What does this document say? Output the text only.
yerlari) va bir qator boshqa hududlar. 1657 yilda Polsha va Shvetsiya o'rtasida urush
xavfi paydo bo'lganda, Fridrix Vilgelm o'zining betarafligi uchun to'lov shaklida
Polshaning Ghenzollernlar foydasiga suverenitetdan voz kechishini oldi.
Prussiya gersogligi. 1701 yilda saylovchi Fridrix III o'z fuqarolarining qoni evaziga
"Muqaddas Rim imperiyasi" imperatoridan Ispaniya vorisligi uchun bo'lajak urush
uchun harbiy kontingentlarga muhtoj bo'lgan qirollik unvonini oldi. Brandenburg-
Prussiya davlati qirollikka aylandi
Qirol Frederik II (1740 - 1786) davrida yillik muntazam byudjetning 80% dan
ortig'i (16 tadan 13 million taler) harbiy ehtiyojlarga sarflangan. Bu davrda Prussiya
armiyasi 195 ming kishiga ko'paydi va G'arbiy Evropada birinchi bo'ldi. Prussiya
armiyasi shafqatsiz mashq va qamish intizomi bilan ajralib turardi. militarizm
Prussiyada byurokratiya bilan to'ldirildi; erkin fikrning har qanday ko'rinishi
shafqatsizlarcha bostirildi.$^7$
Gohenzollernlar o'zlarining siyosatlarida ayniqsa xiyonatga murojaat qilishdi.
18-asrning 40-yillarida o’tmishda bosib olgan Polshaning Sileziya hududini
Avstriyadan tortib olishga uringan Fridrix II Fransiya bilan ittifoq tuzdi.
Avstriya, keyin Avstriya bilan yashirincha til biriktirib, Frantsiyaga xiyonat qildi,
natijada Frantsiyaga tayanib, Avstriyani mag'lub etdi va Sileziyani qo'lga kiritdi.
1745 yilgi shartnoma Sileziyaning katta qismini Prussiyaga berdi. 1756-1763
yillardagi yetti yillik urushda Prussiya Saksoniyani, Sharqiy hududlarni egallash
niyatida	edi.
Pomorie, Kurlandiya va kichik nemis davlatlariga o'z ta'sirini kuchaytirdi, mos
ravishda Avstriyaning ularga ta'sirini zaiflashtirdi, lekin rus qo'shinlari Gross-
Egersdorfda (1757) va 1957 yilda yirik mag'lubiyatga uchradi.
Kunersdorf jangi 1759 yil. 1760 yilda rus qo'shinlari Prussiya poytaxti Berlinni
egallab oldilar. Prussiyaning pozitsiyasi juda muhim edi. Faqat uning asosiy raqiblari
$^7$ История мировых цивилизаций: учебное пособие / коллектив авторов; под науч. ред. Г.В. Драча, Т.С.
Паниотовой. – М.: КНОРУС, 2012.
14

* * *

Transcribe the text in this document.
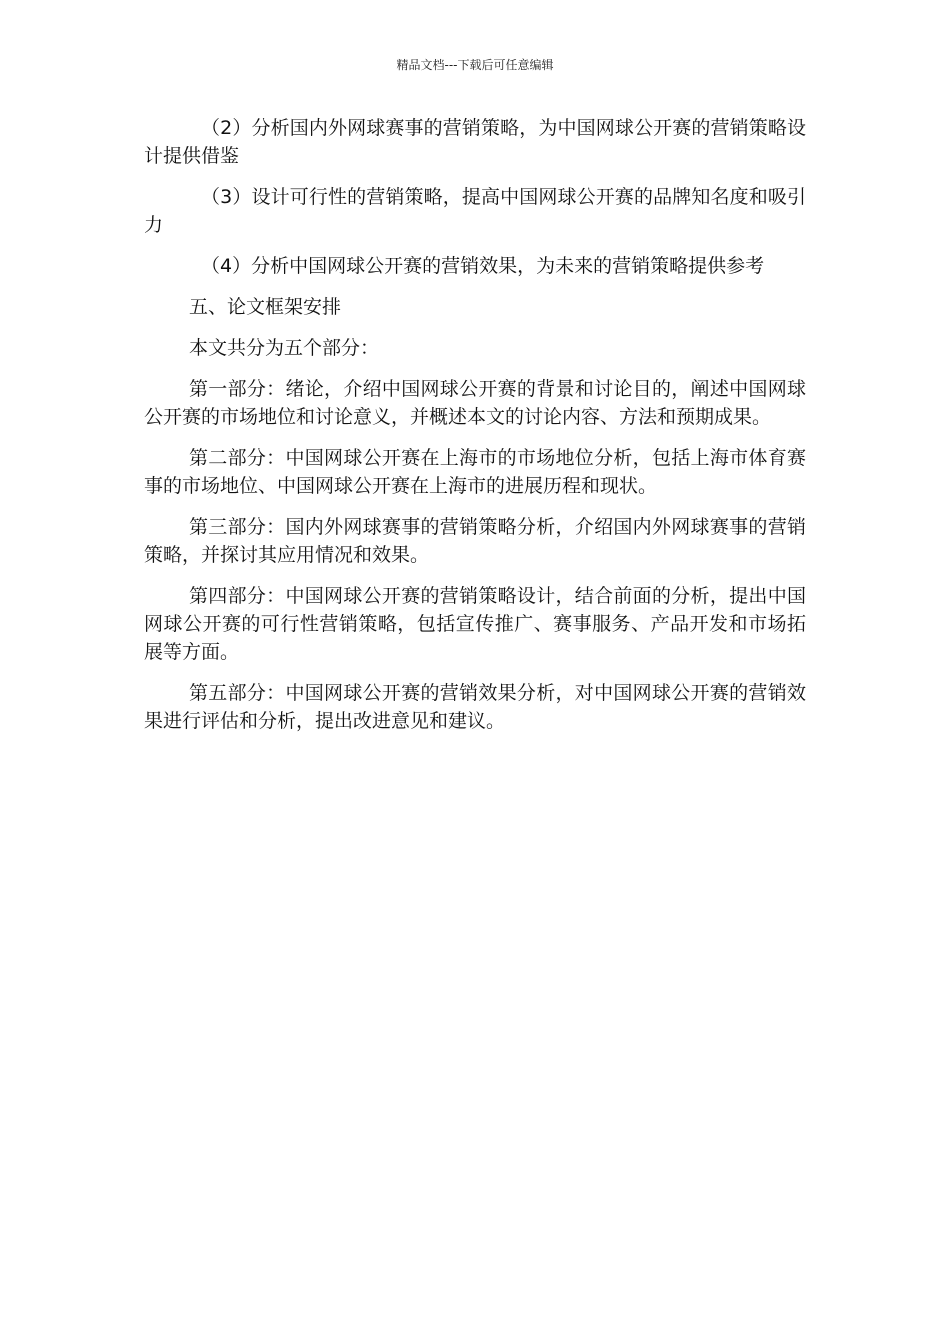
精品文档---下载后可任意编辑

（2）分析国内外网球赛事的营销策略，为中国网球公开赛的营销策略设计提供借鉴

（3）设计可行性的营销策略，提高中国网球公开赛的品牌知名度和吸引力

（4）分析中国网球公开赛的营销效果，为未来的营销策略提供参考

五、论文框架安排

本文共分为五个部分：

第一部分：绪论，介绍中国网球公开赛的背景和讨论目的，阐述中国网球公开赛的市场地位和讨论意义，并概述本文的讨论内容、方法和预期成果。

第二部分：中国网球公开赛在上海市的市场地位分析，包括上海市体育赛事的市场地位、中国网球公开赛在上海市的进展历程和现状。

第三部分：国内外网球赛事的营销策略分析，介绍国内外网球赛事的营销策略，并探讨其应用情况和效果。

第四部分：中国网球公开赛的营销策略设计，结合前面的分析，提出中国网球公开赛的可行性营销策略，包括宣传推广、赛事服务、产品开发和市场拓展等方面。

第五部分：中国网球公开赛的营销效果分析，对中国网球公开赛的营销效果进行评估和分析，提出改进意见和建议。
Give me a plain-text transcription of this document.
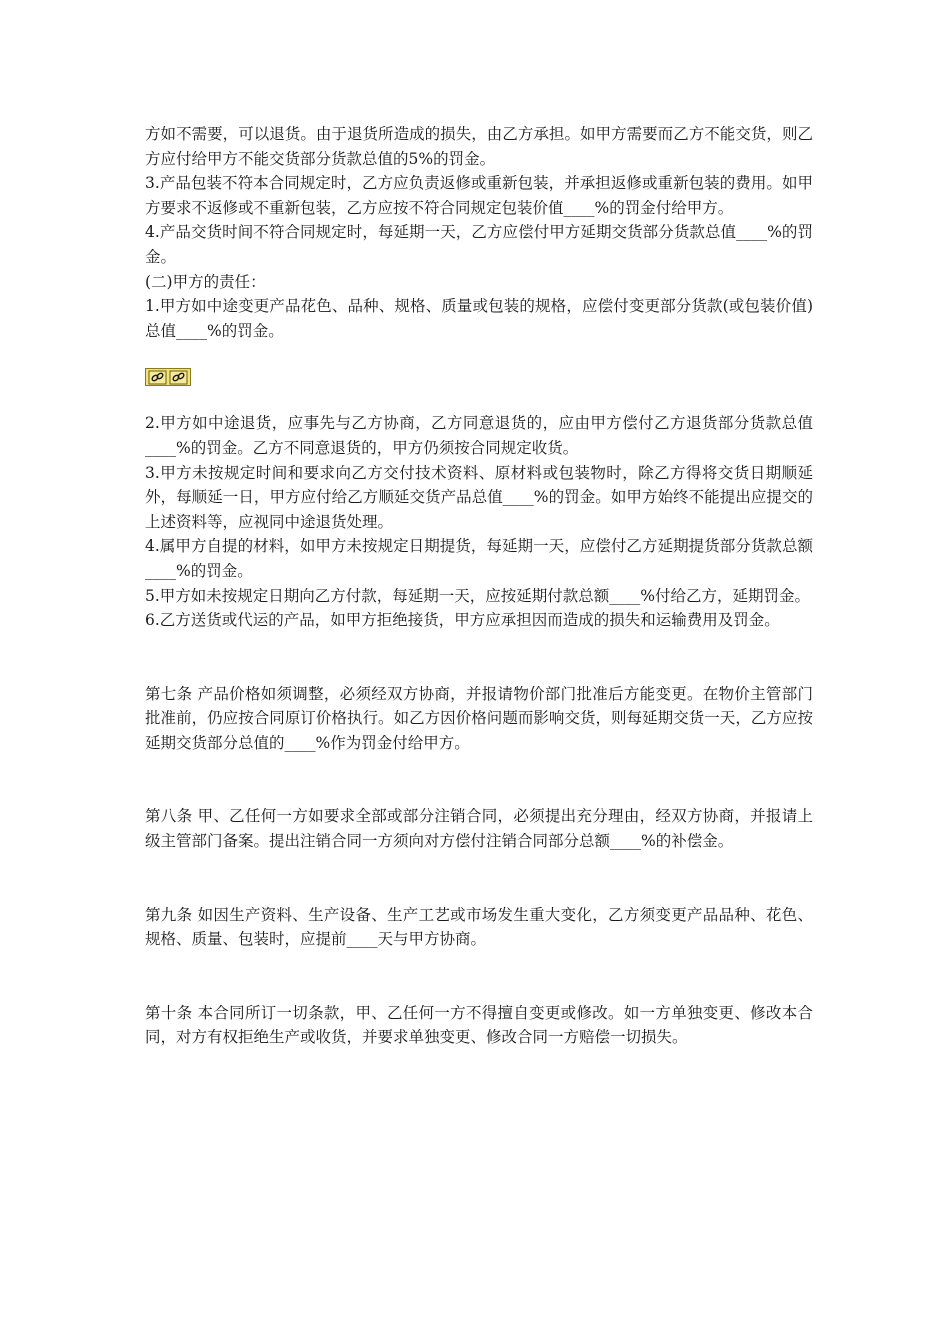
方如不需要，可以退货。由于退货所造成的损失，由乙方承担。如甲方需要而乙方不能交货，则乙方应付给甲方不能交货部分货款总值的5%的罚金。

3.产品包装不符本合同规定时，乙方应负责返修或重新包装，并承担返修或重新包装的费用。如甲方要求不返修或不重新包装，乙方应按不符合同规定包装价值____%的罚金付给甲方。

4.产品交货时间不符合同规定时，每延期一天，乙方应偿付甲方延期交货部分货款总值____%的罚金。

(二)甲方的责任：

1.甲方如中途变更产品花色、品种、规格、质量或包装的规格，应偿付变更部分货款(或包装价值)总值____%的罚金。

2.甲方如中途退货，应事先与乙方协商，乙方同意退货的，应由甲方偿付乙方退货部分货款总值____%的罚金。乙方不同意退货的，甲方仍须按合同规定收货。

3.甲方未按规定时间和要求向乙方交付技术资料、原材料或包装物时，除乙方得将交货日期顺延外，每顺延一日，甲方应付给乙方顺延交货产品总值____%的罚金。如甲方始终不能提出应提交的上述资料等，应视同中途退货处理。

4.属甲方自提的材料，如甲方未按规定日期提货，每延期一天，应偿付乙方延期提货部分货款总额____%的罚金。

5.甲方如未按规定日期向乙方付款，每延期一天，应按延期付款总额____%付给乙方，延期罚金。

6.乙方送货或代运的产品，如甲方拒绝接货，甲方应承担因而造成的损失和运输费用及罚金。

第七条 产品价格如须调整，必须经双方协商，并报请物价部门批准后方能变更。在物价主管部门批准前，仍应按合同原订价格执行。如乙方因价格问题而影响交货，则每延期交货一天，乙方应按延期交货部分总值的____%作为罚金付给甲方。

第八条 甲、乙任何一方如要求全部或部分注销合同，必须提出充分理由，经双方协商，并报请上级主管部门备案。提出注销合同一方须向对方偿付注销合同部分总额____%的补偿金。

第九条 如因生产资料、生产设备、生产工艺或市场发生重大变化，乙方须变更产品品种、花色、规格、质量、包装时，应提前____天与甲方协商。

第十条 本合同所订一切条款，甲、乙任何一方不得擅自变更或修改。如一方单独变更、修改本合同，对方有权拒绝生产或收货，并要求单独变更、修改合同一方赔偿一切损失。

### WHAT TO WORK ON
Extract each line holding the string "Fridrix".

### SOLUTION FOR THIS PROBLEM
xavfi paydo bo'lganda, Fridrix Vilgelm o'zining betarafligi uchun to'lov shaklida
Prussiya gersogligi. 1701 yilda saylovchi Fridrix III o'z fuqarolarining qoni evaziga
Avstriyadan tortib olishga uringan Fridrix II Fransiya bilan ittifoq tuzdi.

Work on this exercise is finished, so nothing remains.